• Set problem
Return all of the data exactly, with nothing left out but the pictures.

• Provided records
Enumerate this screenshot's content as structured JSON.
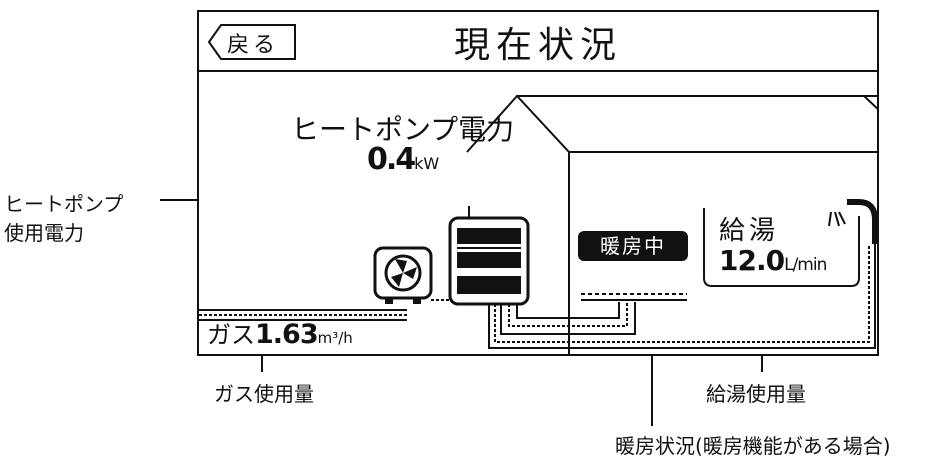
{
  "screen": {
    "back_label": "戻る",
    "title": "現在状況"
  },
  "heatpump": {
    "title": "ヒートポンプ電力",
    "value": "0.4",
    "unit": "kW"
  },
  "heating_status": "暖房中",
  "hot_water": {
    "label": "給湯",
    "value": "12.0",
    "unit": "L/min"
  },
  "gas": {
    "label": "ガス",
    "value": "1.63",
    "unit": "m³/h"
  },
  "callouts": {
    "heatpump_line1": "ヒートポンプ",
    "heatpump_line2": "使用電力",
    "gas_usage": "ガス使用量",
    "hot_water_usage": "給湯使用量",
    "heating_state": "暖房状況(暖房機能がある場合)"
  }
}
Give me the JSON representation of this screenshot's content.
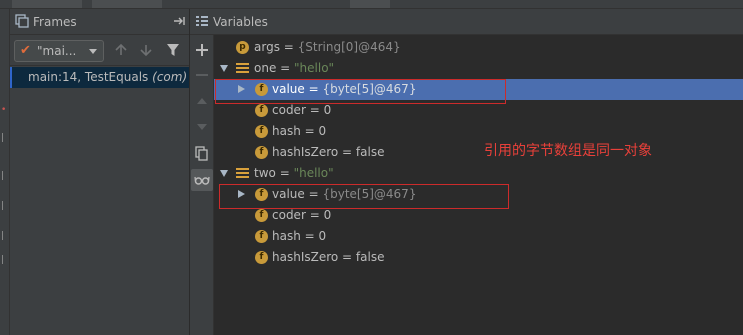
{
  "frames_panel": {
    "title": "Frames",
    "thread_selector": {
      "value": "\"mai..."
    },
    "frames": [
      {
        "method": "main:14, TestEquals",
        "class": "(com)"
      }
    ]
  },
  "variables_panel": {
    "title": "Variables",
    "tree": [
      {
        "name": "args",
        "eq": " = ",
        "value": "{String[0]@464}",
        "icon": "p"
      },
      {
        "name": "one",
        "eq": " = ",
        "value": "\"hello\""
      },
      {
        "name": "value",
        "eq": " = ",
        "value": "{byte[5]@467}",
        "icon": "f"
      },
      {
        "name": "coder",
        "eq": " = ",
        "value": "0",
        "icon": "f"
      },
      {
        "name": "hash",
        "eq": " = ",
        "value": "0",
        "icon": "f"
      },
      {
        "name": "hashIsZero",
        "eq": " = ",
        "value": "false",
        "icon": "f"
      },
      {
        "name": "two",
        "eq": " = ",
        "value": "\"hello\""
      },
      {
        "name": "value",
        "eq": " = ",
        "value": "{byte[5]@467}",
        "icon": "f"
      },
      {
        "name": "coder",
        "eq": " = ",
        "value": "0",
        "icon": "f"
      },
      {
        "name": "hash",
        "eq": " = ",
        "value": "0",
        "icon": "f"
      },
      {
        "name": "hashIsZero",
        "eq": " = ",
        "value": "false",
        "icon": "f"
      }
    ]
  },
  "annotation": {
    "text": "引用的字节数组是同一对象"
  },
  "colors": {
    "annotation": "#e8403a",
    "selection": "#4b6eaf",
    "field_icon": "#c89a3a",
    "string_value": "#6a8759"
  },
  "icons": [
    "frames-icon",
    "pin-icon",
    "up-arrow-icon",
    "down-arrow-icon",
    "filter-icon",
    "add-icon",
    "remove-icon",
    "copy-icon",
    "glasses-icon"
  ]
}
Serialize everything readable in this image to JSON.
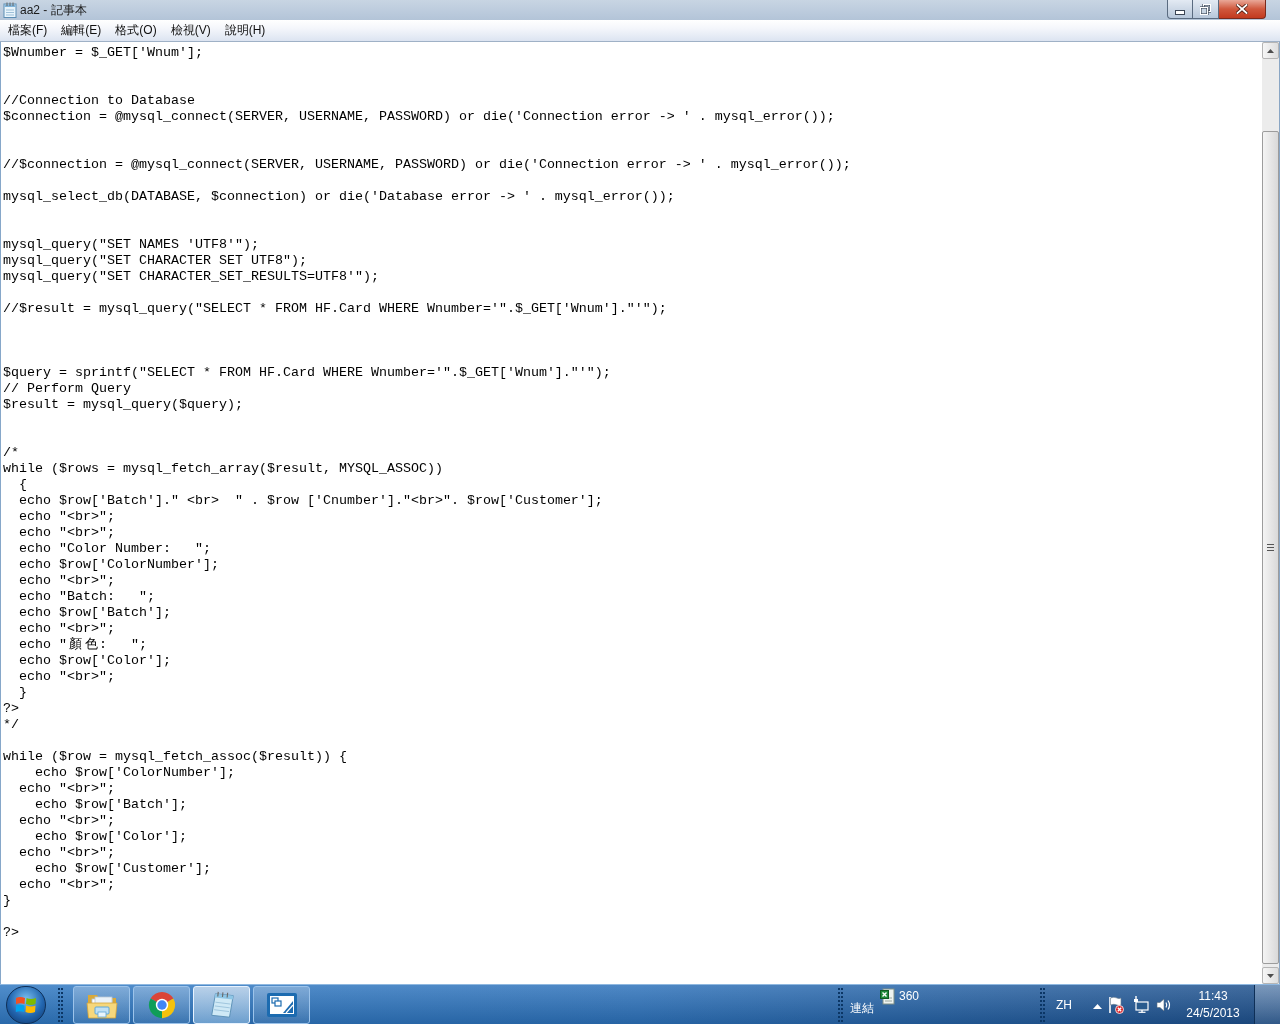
{
  "window": {
    "title": "aa2 - 記事本"
  },
  "menu": [
    "檔案(F)",
    "編輯(E)",
    "格式(O)",
    "檢視(V)",
    "說明(H)"
  ],
  "document": {
    "text": "$Wnumber = $_GET['Wnum'];\n\n\n//Connection to Database\n$connection = @mysql_connect(SERVER, USERNAME, PASSWORD) or die('Connection error -> ' . mysql_error());\n\n\n//$connection = @mysql_connect(SERVER, USERNAME, PASSWORD) or die('Connection error -> ' . mysql_error());\n\nmysql_select_db(DATABASE, $connection) or die('Database error -> ' . mysql_error());\n\n\nmysql_query(\"SET NAMES 'UTF8'\");\nmysql_query(\"SET CHARACTER SET UTF8\");\nmysql_query(\"SET CHARACTER_SET_RESULTS=UTF8'\");\n\n//$result = mysql_query(\"SELECT * FROM HF.Card WHERE Wnumber='\".$_GET['Wnum'].\"'\");\n\n\n\n$query = sprintf(\"SELECT * FROM HF.Card WHERE Wnumber='\".$_GET['Wnum'].\"'\");\n// Perform Query\n$result = mysql_query($query);\n\n\n/*\nwhile ($rows = mysql_fetch_array($result, MYSQL_ASSOC))\n  {\n  echo $row['Batch'].\" <br>  \" . $row ['Cnumber'].\"<br>\". $row['Customer'];\n  echo \"<br>\";\n  echo \"<br>\";\n  echo \"Color Number:   \";\n  echo $row['ColorNumber'];\n  echo \"<br>\";\n  echo \"Batch:   \";\n  echo $row['Batch'];\n  echo \"<br>\";\n  echo \"顏色:   \";\n  echo $row['Color'];\n  echo \"<br>\";\n  }\n?>\n*/\n\nwhile ($row = mysql_fetch_assoc($result)) {\n    echo $row['ColorNumber'];\n  echo \"<br>\";\n    echo $row['Batch'];\n  echo \"<br>\";\n    echo $row['Color'];\n  echo \"<br>\";\n    echo $row['Customer'];\n  echo \"<br>\";\n}\n\n?>"
  },
  "taskbar": {
    "buttons": [
      {
        "kind": "folder",
        "active": false
      },
      {
        "kind": "browser",
        "active": false
      },
      {
        "kind": "notepad",
        "active": true
      },
      {
        "kind": "remote",
        "active": false
      }
    ],
    "links_label": "連結",
    "toolbar_app_label": "360",
    "language": "ZH",
    "time": "11:43",
    "date": "24/5/2013"
  }
}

• Correct output
Enumerate this screenshot's content as structured JSON.
{
  "screen": {
    "back_label": "戻る",
    "title": "現在状況"
  },
  "heatpump": {
    "title": "ヒートポンプ電力",
    "value": "0.4",
    "unit": "kW"
  },
  "heating_status": "暖房中",
  "hot_water": {
    "label": "給湯",
    "value": "12.0",
    "unit": "L/min"
  },
  "gas": {
    "label": "ガス",
    "value": "1.63",
    "unit": "m³/h"
  },
  "callouts": {
    "heatpump_line1": "ヒートポンプ",
    "heatpump_line2": "使用電力",
    "gas_usage": "ガス使用量",
    "hot_water_usage": "給湯使用量",
    "heating_state": "暖房状況(暖房機能がある場合)"
  }
}
Give me the JSON representation of this screenshot's content.
{
  "frames_panel": {
    "title": "Frames",
    "thread_selector": {
      "value": "\"mai..."
    },
    "frames": [
      {
        "method": "main:14, TestEquals",
        "class": "(com)"
      }
    ]
  },
  "variables_panel": {
    "title": "Variables",
    "tree": [
      {
        "name": "args",
        "eq": " = ",
        "value": "{String[0]@464}",
        "icon": "p"
      },
      {
        "name": "one",
        "eq": " = ",
        "value": "\"hello\""
      },
      {
        "name": "value",
        "eq": " = ",
        "value": "{byte[5]@467}",
        "icon": "f"
      },
      {
        "name": "coder",
        "eq": " = ",
        "value": "0",
        "icon": "f"
      },
      {
        "name": "hash",
        "eq": " = ",
        "value": "0",
        "icon": "f"
      },
      {
        "name": "hashIsZero",
        "eq": " = ",
        "value": "false",
        "icon": "f"
      },
      {
        "name": "two",
        "eq": " = ",
        "value": "\"hello\""
      },
      {
        "name": "value",
        "eq": " = ",
        "value": "{byte[5]@467}",
        "icon": "f"
      },
      {
        "name": "coder",
        "eq": " = ",
        "value": "0",
        "icon": "f"
      },
      {
        "name": "hash",
        "eq": " = ",
        "value": "0",
        "icon": "f"
      },
      {
        "name": "hashIsZero",
        "eq": " = ",
        "value": "false",
        "icon": "f"
      }
    ]
  },
  "annotation": {
    "text": "引用的字节数组是同一对象"
  },
  "colors": {
    "annotation": "#e8403a",
    "selection": "#4b6eaf",
    "field_icon": "#c89a3a",
    "string_value": "#6a8759"
  },
  "icons": [
    "frames-icon",
    "pin-icon",
    "up-arrow-icon",
    "down-arrow-icon",
    "filter-icon",
    "add-icon",
    "remove-icon",
    "copy-icon",
    "glasses-icon"
  ]
}
Serialize everything readable in this image to JSON.
{
  "window": {
    "title": "aa2 - 記事本"
  },
  "menu": [
    "檔案(F)",
    "編輯(E)",
    "格式(O)",
    "檢視(V)",
    "說明(H)"
  ],
  "document": {
    "text": "$Wnumber = $_GET['Wnum'];\n\n\n//Connection to Database\n$connection = @mysql_connect(SERVER, USERNAME, PASSWORD) or die('Connection error -> ' . mysql_error());\n\n\n//$connection = @mysql_connect(SERVER, USERNAME, PASSWORD) or die('Connection error -> ' . mysql_error());\n\nmysql_select_db(DATABASE, $connection) or die('Database error -> ' . mysql_error());\n\n\nmysql_query(\"SET NAMES 'UTF8'\");\nmysql_query(\"SET CHARACTER SET UTF8\");\nmysql_query(\"SET CHARACTER_SET_RESULTS=UTF8'\");\n\n//$result = mysql_query(\"SELECT * FROM HF.Card WHERE Wnumber='\".$_GET['Wnum'].\"'\");\n\n\n\n$query = sprintf(\"SELECT * FROM HF.Card WHERE Wnumber='\".$_GET['Wnum'].\"'\");\n// Perform Query\n$result = mysql_query($query);\n\n\n/*\nwhile ($rows = mysql_fetch_array($result, MYSQL_ASSOC))\n  {\n  echo $row['Batch'].\" <br>  \" . $row ['Cnumber'].\"<br>\". $row['Customer'];\n  echo \"<br>\";\n  echo \"<br>\";\n  echo \"Color Number:   \";\n  echo $row['ColorNumber'];\n  echo \"<br>\";\n  echo \"Batch:   \";\n  echo $row['Batch'];\n  echo \"<br>\";\n  echo \"顏色:   \";\n  echo $row['Color'];\n  echo \"<br>\";\n  }\n?>\n*/\n\nwhile ($row = mysql_fetch_assoc($result)) {\n    echo $row['ColorNumber'];\n  echo \"<br>\";\n    echo $row['Batch'];\n  echo \"<br>\";\n    echo $row['Color'];\n  echo \"<br>\";\n    echo $row['Customer'];\n  echo \"<br>\";\n}\n\n?>"
  },
  "taskbar": {
    "buttons": [
      {
        "kind": "folder",
        "active": false
      },
      {
        "kind": "browser",
        "active": false
      },
      {
        "kind": "notepad",
        "active": true
      },
      {
        "kind": "remote",
        "active": false
      }
    ],
    "links_label": "連結",
    "toolbar_app_label": "360",
    "language": "ZH",
    "time": "11:43",
    "date": "24/5/2013"
  }
}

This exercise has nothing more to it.